++++ Task data ++++

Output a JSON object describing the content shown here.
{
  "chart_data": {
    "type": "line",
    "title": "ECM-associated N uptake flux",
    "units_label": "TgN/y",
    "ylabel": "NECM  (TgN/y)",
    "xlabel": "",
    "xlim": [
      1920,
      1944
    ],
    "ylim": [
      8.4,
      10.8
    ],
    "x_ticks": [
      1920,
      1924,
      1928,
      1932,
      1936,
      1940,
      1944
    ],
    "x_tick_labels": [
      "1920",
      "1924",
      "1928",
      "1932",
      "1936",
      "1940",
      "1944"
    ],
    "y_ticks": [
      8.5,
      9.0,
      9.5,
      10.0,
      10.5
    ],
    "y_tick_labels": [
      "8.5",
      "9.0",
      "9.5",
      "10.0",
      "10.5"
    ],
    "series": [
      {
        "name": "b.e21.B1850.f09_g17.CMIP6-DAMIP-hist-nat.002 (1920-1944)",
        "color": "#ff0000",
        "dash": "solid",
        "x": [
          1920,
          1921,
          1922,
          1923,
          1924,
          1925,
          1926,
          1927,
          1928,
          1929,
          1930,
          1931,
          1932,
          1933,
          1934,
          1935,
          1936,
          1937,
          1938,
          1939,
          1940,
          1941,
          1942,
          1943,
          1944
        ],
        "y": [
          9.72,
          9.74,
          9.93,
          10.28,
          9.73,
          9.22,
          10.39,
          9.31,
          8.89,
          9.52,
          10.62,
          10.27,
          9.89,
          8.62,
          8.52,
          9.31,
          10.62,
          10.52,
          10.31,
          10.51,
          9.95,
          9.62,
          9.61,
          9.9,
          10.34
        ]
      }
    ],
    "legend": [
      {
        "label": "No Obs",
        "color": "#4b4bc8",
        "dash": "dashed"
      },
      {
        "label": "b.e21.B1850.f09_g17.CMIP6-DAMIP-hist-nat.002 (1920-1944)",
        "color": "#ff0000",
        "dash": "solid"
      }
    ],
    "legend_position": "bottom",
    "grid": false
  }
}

++++

— Directions —
Output the records verbatim, from the first line to the last.

— The completed task —
Output a JSON object describing the content shown here.
{
  "chart_data": {
    "type": "line",
    "title": "ECM-associated N uptake flux",
    "units_label": "TgN/y",
    "ylabel": "NECM  (TgN/y)",
    "xlabel": "",
    "xlim": [
      1920,
      1944
    ],
    "ylim": [
      8.4,
      10.8
    ],
    "x_ticks": [
      1920,
      1924,
      1928,
      1932,
      1936,
      1940,
      1944
    ],
    "x_tick_labels": [
      "1920",
      "1924",
      "1928",
      "1932",
      "1936",
      "1940",
      "1944"
    ],
    "y_ticks": [
      8.5,
      9.0,
      9.5,
      10.0,
      10.5
    ],
    "y_tick_labels": [
      "8.5",
      "9.0",
      "9.5",
      "10.0",
      "10.5"
    ],
    "series": [
      {
        "name": "b.e21.B1850.f09_g17.CMIP6-DAMIP-hist-nat.002 (1920-1944)",
        "color": "#ff0000",
        "dash": "solid",
        "x": [
          1920,
          1921,
          1922,
          1923,
          1924,
          1925,
          1926,
          1927,
          1928,
          1929,
          1930,
          1931,
          1932,
          1933,
          1934,
          1935,
          1936,
          1937,
          1938,
          1939,
          1940,
          1941,
          1942,
          1943,
          1944
        ],
        "y": [
          9.72,
          9.74,
          9.93,
          10.28,
          9.73,
          9.22,
          10.39,
          9.31,
          8.89,
          9.52,
          10.62,
          10.27,
          9.89,
          8.62,
          8.52,
          9.31,
          10.62,
          10.52,
          10.31,
          10.51,
          9.95,
          9.62,
          9.61,
          9.9,
          10.34
        ]
      }
    ],
    "legend": [
      {
        "label": "No Obs",
        "color": "#4b4bc8",
        "dash": "dashed"
      },
      {
        "label": "b.e21.B1850.f09_g17.CMIP6-DAMIP-hist-nat.002 (1920-1944)",
        "color": "#ff0000",
        "dash": "solid"
      }
    ],
    "legend_position": "bottom",
    "grid": false
  }
}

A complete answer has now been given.